(Stored records)
+ + + +

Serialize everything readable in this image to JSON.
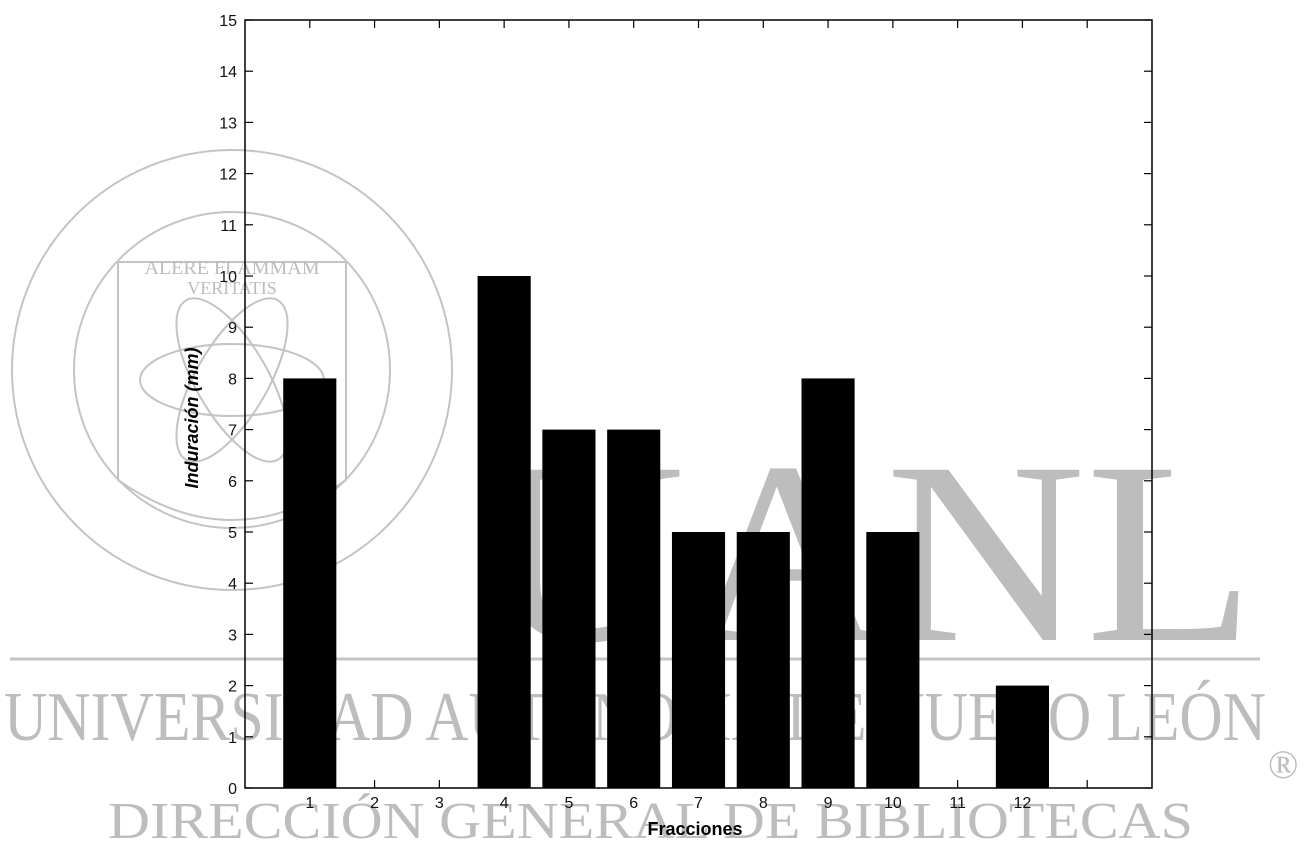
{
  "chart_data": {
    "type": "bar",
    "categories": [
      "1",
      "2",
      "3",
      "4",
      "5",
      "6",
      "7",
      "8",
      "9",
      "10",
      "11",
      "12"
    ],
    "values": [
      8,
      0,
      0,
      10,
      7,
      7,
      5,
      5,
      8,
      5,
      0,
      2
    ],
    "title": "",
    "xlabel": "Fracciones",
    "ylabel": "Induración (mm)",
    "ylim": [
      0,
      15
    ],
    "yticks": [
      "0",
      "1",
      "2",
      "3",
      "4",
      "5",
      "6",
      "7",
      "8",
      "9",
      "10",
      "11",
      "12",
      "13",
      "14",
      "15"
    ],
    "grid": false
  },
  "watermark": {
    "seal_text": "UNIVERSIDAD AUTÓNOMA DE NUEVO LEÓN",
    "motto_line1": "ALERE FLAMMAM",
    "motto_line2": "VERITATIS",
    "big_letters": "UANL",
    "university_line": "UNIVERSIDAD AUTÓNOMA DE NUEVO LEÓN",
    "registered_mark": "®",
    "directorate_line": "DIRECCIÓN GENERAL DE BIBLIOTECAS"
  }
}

+ + + +

Transcribe all entries above exactly. Drop the pictures.

Serialize everything readable in this image to JSON.
{
  "chart_data": {
    "type": "bar",
    "categories": [
      "1",
      "2",
      "3",
      "4",
      "5",
      "6",
      "7",
      "8",
      "9",
      "10",
      "11",
      "12"
    ],
    "values": [
      8,
      0,
      0,
      10,
      7,
      7,
      5,
      5,
      8,
      5,
      0,
      2
    ],
    "title": "",
    "xlabel": "Fracciones",
    "ylabel": "Induración (mm)",
    "ylim": [
      0,
      15
    ],
    "yticks": [
      "0",
      "1",
      "2",
      "3",
      "4",
      "5",
      "6",
      "7",
      "8",
      "9",
      "10",
      "11",
      "12",
      "13",
      "14",
      "15"
    ],
    "grid": false
  },
  "watermark": {
    "seal_text": "UNIVERSIDAD AUTÓNOMA DE NUEVO LEÓN",
    "motto_line1": "ALERE FLAMMAM",
    "motto_line2": "VERITATIS",
    "big_letters": "UANL",
    "university_line": "UNIVERSIDAD AUTÓNOMA DE NUEVO LEÓN",
    "registered_mark": "®",
    "directorate_line": "DIRECCIÓN GENERAL DE BIBLIOTECAS"
  }
}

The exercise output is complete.